- **EXERCISE**
Read through the records below and copy each line that uses the word "JSON".

- **DATA SECTION**
_ _ _ _ _ _ _

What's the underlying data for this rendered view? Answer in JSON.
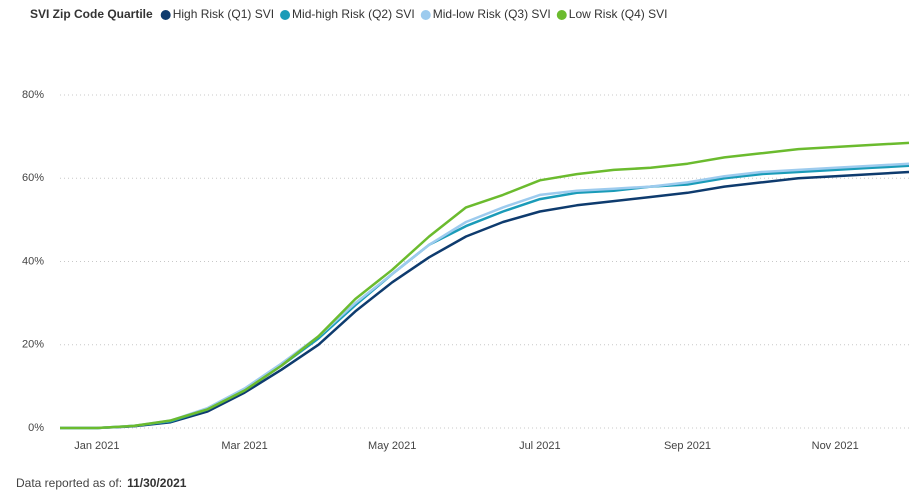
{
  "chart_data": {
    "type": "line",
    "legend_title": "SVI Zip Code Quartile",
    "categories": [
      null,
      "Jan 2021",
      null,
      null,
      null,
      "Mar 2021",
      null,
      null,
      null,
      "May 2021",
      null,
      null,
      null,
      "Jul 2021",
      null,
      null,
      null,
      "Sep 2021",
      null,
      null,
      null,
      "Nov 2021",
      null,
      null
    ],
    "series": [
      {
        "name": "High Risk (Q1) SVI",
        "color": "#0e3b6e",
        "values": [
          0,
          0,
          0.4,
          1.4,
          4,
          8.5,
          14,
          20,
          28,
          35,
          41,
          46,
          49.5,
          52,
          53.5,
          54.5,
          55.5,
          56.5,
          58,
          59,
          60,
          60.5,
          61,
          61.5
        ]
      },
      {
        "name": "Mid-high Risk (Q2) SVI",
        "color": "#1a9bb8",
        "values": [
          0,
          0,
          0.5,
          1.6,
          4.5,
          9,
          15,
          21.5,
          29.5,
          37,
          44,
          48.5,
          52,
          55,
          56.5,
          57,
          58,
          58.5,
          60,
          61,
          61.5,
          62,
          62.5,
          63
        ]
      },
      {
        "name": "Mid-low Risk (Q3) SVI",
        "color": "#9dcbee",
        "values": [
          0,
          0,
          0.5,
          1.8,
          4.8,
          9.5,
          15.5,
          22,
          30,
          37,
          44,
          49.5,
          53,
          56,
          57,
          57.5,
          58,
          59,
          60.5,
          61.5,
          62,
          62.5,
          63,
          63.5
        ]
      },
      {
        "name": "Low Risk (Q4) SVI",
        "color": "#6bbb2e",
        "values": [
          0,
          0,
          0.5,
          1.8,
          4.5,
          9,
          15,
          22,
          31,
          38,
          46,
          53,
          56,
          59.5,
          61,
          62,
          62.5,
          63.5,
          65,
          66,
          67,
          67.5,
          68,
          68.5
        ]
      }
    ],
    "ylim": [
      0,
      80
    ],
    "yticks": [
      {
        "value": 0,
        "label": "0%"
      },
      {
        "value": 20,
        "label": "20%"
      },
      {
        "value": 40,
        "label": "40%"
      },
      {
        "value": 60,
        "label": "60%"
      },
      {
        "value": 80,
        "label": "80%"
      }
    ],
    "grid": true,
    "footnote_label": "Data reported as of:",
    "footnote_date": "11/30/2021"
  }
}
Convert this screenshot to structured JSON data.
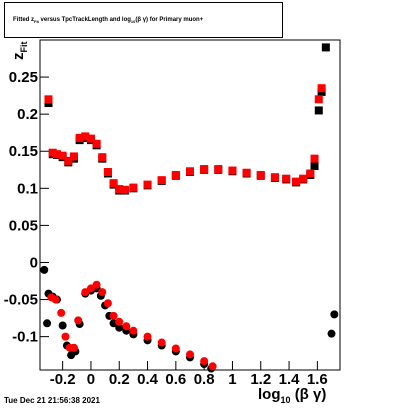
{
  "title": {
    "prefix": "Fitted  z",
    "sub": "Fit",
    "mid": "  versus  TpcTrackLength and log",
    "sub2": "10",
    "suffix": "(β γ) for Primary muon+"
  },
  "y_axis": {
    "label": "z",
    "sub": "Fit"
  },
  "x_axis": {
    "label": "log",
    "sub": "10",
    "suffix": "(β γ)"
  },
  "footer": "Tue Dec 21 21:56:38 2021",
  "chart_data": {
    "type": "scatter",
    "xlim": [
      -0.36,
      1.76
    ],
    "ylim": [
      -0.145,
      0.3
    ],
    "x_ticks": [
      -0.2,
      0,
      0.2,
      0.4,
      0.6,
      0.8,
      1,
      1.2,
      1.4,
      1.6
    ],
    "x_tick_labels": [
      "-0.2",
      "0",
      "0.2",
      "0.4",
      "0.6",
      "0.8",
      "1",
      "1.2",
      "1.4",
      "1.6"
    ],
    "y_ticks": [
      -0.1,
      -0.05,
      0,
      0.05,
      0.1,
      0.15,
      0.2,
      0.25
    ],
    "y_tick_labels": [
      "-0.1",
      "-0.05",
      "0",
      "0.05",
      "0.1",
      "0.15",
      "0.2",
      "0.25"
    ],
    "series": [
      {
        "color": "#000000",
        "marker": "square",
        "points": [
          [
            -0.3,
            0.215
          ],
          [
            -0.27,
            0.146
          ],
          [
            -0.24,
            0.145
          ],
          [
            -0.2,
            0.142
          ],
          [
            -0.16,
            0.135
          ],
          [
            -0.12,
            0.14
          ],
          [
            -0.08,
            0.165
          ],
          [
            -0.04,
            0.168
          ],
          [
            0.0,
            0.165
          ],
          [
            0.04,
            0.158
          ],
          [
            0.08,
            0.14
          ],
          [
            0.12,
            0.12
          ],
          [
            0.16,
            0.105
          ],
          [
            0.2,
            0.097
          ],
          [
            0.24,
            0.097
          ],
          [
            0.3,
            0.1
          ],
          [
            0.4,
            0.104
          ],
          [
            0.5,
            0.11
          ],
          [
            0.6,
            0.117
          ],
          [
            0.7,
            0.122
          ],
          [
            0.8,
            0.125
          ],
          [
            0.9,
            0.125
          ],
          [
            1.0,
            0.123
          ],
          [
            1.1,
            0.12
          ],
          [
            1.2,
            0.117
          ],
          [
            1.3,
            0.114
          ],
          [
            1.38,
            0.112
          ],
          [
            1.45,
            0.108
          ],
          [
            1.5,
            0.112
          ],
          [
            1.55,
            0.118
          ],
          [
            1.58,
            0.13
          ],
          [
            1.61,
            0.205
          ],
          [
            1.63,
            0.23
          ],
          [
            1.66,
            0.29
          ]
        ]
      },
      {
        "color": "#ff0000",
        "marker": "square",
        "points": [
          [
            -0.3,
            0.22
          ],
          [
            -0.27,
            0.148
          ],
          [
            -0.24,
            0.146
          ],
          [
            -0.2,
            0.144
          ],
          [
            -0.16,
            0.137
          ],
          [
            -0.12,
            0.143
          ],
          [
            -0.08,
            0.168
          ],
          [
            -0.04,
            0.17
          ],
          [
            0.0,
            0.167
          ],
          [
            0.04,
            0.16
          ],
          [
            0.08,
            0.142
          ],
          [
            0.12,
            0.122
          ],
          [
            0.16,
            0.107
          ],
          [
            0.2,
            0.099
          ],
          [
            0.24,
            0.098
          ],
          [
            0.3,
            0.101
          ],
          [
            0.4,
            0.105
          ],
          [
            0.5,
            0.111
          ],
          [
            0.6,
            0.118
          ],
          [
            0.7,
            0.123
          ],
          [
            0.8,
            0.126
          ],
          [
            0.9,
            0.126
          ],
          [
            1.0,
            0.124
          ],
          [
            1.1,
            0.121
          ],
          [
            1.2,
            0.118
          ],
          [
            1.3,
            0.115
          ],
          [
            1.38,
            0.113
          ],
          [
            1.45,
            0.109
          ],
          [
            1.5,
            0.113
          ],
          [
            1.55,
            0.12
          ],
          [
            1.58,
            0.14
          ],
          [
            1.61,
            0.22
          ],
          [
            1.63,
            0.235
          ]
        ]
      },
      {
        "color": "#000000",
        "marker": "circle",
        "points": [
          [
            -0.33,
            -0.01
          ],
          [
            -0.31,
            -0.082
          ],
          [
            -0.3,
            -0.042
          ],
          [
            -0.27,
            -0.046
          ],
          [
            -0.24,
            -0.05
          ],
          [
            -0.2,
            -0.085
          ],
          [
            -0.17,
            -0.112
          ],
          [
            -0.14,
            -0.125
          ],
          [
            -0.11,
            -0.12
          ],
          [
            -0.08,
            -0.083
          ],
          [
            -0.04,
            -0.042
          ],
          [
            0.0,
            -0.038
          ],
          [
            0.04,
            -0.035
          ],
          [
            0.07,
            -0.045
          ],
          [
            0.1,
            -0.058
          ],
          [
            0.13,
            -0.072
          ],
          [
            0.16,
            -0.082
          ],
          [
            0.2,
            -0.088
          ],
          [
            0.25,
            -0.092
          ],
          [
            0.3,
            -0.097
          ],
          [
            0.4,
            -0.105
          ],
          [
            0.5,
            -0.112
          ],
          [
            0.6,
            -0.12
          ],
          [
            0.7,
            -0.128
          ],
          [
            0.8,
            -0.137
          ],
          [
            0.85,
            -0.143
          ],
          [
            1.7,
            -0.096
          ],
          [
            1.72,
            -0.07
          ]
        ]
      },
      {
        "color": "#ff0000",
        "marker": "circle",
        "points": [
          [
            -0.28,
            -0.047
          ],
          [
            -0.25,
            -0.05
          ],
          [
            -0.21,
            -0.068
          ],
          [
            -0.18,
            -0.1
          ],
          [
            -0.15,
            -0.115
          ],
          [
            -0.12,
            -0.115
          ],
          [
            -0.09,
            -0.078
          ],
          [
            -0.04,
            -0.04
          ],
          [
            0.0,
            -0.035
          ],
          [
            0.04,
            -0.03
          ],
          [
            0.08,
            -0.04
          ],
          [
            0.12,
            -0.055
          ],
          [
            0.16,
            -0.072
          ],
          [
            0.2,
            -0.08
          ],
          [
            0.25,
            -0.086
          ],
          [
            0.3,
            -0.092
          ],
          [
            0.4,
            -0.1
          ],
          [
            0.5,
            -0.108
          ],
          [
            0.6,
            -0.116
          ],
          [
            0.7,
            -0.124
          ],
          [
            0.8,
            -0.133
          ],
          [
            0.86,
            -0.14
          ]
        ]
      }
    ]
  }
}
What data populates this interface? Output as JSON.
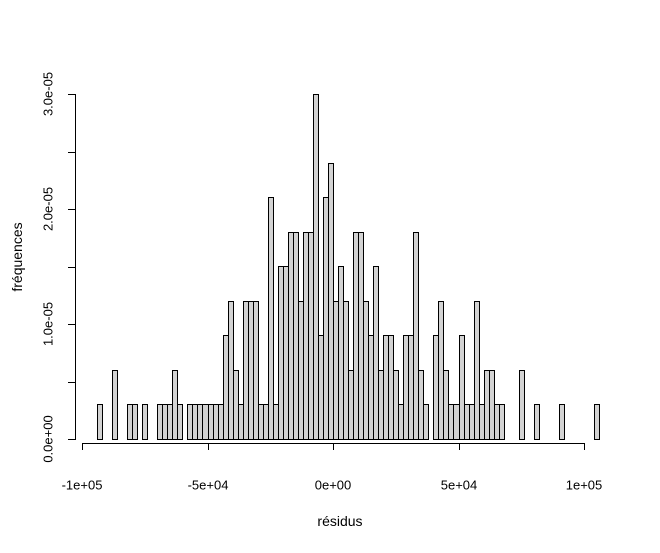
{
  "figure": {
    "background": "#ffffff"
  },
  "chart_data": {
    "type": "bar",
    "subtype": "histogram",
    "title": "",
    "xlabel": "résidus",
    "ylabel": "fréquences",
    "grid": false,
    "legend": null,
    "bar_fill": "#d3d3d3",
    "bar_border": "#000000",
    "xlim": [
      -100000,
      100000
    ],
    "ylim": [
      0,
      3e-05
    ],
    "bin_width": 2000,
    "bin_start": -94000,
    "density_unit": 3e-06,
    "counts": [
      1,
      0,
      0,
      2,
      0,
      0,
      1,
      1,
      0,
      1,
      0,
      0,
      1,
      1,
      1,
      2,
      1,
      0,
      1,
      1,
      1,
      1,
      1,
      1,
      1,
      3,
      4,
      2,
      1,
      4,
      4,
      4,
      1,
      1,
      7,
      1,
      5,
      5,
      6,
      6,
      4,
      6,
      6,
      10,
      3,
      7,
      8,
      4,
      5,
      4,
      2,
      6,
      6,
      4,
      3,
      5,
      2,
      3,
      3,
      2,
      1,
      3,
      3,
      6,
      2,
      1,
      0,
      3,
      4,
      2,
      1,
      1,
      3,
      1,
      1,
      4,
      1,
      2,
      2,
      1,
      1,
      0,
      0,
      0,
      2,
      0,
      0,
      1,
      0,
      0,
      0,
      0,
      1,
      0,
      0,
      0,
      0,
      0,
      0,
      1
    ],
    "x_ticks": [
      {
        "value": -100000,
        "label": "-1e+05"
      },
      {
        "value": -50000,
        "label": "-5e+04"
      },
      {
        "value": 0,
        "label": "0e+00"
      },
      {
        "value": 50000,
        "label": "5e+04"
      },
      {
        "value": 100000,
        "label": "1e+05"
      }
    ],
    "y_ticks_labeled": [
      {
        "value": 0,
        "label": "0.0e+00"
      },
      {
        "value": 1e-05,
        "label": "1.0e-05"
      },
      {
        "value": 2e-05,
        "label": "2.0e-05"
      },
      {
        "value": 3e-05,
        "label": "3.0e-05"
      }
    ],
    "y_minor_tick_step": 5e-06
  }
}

_ _ _ _ _ _ _

- **WRITTEN SOLUTION**
What's the underlying data for this rendered view? Answer in JSON.
Convert this screenshot to structured JSON data.
What data populates this interface? Output as JSON.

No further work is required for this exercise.